(Data excerpts)

• • • • •

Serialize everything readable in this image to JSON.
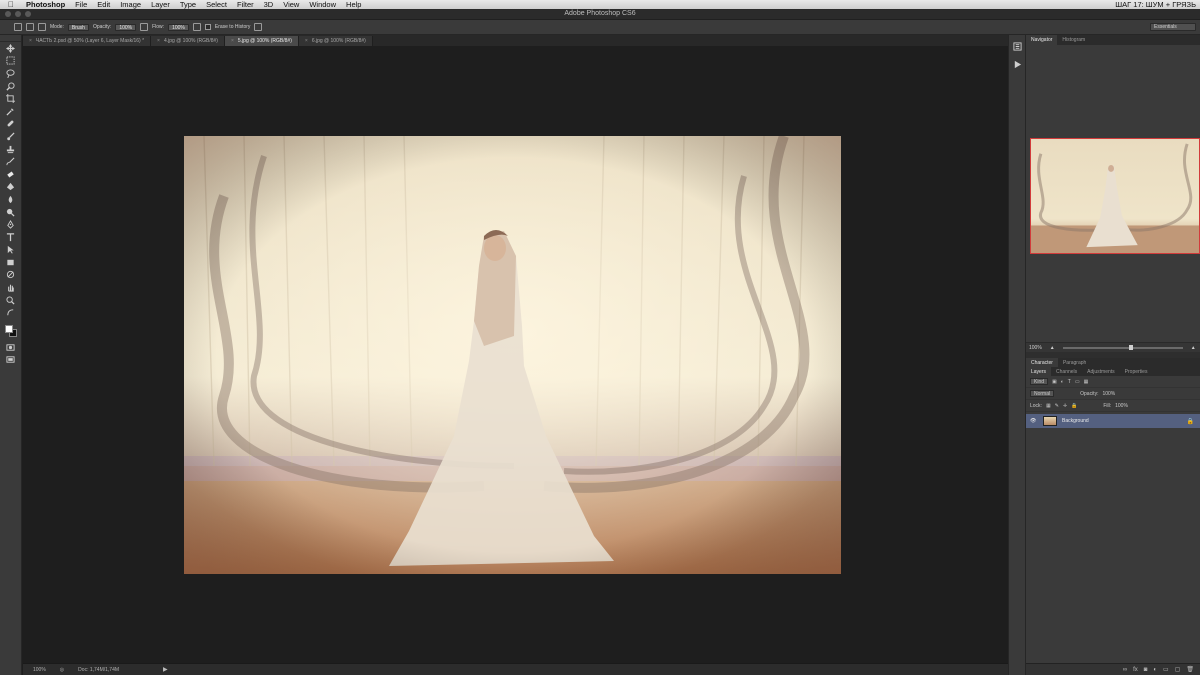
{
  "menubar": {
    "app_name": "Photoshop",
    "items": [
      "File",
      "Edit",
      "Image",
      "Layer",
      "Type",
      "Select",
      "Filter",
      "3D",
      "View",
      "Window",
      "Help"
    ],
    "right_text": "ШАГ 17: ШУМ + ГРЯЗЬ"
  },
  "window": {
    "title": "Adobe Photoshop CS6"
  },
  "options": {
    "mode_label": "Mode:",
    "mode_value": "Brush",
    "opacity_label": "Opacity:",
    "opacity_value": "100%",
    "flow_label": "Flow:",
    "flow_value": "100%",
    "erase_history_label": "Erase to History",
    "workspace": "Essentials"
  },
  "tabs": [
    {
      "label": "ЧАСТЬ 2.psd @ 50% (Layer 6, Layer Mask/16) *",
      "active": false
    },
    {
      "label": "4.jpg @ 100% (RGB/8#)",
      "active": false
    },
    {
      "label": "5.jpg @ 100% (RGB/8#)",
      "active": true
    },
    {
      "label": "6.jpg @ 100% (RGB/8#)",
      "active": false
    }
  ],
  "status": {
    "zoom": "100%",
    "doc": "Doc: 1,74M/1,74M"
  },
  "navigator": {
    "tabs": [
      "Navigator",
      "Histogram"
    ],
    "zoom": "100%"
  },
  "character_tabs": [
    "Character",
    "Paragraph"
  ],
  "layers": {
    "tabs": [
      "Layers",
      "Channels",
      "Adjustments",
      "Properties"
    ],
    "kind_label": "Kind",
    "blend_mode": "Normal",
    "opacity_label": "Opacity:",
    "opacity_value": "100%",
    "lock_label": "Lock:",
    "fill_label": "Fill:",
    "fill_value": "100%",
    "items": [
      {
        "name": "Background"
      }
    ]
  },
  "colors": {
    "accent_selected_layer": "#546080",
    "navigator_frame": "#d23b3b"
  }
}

• • • • •

Task.
Write down every line of the data above that includes the string "Photoshop".

Response to this task.
    "app_name": "Photoshop",
    "title": "Adobe Photoshop CS6"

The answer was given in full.